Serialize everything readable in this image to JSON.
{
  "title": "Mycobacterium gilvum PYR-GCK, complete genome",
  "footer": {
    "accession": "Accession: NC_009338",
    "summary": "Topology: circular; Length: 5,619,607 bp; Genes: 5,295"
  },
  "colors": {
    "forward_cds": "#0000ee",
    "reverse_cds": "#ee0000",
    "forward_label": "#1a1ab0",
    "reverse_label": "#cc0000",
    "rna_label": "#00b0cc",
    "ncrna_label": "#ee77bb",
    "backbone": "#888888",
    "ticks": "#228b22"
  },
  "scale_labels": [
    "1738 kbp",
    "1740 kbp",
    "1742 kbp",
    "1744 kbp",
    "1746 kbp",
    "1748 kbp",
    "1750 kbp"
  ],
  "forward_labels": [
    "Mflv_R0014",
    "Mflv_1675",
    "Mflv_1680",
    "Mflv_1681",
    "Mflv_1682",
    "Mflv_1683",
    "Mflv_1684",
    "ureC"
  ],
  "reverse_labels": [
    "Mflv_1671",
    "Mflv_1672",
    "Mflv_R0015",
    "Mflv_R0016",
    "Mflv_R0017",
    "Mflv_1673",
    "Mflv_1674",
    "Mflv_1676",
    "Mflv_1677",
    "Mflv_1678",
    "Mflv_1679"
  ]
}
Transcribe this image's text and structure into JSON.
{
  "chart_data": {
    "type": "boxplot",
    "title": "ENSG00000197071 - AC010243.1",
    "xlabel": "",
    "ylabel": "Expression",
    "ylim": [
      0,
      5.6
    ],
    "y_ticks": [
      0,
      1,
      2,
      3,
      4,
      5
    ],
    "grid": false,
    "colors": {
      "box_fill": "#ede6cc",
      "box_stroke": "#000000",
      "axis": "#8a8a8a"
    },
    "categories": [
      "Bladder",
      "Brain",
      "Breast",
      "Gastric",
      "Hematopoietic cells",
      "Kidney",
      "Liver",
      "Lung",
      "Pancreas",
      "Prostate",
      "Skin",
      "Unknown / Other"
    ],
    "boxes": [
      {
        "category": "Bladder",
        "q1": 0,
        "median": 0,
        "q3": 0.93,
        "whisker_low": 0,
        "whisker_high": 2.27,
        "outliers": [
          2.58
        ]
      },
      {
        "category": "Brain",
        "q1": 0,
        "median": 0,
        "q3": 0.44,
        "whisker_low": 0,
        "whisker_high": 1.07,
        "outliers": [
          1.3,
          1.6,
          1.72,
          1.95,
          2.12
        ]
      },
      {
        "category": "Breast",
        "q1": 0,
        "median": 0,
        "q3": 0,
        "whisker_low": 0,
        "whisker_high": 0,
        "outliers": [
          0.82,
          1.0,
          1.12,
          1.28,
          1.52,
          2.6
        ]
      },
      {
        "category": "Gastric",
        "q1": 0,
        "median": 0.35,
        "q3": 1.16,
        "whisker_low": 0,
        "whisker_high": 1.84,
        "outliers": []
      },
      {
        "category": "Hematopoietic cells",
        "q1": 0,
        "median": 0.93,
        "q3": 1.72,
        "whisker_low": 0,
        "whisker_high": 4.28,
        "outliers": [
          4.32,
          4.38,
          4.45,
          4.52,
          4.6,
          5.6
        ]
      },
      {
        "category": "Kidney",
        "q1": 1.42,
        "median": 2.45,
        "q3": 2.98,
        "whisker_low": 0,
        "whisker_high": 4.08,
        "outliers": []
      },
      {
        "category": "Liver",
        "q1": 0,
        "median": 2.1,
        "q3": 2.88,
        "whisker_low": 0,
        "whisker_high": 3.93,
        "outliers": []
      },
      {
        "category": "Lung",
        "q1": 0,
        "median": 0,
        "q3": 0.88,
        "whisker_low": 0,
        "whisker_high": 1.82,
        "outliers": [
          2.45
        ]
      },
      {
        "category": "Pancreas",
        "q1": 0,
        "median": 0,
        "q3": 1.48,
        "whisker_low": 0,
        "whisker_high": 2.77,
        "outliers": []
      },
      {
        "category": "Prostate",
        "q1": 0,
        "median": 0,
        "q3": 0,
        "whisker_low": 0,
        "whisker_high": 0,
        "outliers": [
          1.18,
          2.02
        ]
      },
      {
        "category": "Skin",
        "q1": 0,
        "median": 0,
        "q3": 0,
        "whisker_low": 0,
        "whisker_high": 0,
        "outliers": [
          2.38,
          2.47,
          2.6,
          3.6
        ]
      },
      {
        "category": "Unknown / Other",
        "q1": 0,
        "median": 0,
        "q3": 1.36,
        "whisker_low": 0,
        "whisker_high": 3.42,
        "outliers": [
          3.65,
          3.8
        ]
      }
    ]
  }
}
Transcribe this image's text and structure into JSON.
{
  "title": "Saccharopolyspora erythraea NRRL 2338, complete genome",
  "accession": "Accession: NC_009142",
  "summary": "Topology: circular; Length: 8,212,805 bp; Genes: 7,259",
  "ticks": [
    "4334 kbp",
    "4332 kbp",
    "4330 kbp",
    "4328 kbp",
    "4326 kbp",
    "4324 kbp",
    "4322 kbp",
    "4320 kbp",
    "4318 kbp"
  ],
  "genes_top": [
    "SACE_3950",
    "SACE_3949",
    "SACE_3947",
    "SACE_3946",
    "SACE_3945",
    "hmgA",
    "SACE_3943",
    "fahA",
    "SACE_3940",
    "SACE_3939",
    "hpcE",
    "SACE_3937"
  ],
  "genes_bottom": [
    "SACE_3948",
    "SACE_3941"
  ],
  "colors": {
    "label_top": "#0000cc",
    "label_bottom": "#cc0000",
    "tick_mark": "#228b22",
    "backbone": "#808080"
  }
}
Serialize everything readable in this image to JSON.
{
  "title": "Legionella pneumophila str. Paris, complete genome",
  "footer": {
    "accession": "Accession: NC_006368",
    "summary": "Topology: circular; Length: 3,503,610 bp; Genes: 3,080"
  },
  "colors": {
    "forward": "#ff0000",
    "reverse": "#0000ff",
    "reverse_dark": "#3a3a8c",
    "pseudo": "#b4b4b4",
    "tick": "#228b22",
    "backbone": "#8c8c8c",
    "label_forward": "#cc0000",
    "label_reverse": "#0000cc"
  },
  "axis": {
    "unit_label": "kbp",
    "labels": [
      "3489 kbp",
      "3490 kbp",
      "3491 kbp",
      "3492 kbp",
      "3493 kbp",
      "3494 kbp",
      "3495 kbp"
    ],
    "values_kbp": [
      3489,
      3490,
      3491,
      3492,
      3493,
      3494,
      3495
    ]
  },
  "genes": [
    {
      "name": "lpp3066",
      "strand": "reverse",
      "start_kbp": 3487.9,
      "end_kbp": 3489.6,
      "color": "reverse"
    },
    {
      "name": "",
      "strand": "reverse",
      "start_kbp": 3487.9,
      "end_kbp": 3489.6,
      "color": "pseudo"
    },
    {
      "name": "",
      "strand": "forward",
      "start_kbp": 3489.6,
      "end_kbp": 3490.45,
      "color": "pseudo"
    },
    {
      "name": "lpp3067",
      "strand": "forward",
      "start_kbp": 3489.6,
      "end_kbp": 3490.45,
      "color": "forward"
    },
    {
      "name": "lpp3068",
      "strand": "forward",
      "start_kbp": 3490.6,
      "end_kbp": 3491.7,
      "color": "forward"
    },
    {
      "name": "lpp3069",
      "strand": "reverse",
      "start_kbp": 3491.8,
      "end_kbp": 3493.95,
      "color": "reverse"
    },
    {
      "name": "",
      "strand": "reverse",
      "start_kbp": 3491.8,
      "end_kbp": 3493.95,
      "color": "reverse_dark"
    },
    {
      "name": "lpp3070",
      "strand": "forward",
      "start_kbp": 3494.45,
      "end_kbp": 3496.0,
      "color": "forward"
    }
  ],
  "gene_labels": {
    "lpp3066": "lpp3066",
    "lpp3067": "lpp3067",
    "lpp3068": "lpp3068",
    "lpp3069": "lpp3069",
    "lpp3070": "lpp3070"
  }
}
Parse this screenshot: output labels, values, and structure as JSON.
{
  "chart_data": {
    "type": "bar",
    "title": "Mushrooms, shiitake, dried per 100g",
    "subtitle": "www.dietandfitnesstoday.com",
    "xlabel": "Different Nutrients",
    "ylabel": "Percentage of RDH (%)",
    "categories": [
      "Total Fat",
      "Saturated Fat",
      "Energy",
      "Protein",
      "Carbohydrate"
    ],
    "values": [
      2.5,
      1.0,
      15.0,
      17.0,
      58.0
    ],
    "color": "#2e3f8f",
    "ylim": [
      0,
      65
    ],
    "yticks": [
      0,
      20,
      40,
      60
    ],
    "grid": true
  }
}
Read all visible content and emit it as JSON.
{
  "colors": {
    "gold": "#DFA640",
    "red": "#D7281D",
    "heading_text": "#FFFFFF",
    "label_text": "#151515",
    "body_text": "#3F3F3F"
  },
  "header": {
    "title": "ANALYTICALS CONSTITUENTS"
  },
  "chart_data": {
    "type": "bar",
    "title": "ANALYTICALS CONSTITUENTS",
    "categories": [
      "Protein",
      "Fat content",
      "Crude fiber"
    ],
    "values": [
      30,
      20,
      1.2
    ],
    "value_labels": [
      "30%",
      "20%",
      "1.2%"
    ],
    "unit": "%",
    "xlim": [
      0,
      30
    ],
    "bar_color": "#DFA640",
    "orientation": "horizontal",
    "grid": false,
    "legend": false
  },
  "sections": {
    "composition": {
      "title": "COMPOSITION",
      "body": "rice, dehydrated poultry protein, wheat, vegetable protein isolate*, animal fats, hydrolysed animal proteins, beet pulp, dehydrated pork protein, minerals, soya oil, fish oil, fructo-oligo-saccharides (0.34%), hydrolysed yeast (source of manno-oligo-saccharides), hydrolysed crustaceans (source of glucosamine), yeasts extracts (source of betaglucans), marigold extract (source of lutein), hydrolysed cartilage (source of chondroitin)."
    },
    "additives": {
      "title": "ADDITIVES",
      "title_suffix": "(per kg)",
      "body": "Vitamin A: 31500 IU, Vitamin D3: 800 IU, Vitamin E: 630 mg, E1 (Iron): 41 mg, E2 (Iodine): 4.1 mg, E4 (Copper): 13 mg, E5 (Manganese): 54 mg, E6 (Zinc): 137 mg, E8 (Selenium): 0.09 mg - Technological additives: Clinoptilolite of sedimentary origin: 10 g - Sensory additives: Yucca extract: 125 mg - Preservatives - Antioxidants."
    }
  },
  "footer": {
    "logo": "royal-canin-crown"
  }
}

★ ★ ★ ★ ★ ★ ★

WHAT YOU HAVE TO DO
Whenever a line above has the word "category" in it, copy that line.

OUTPUT FOR THIS EXERCISE
        "category": "Bladder",
        "category": "Brain",
        "category": "Breast",
        "category": "Gastric",
        "category": "Hematopoietic cells",
        "category": "Kidney",
        "category": "Liver",
        "category": "Lung",
        "category": "Pancreas",
        "category": "Prostate",
        "category": "Skin",
        "category": "Unknown / Other",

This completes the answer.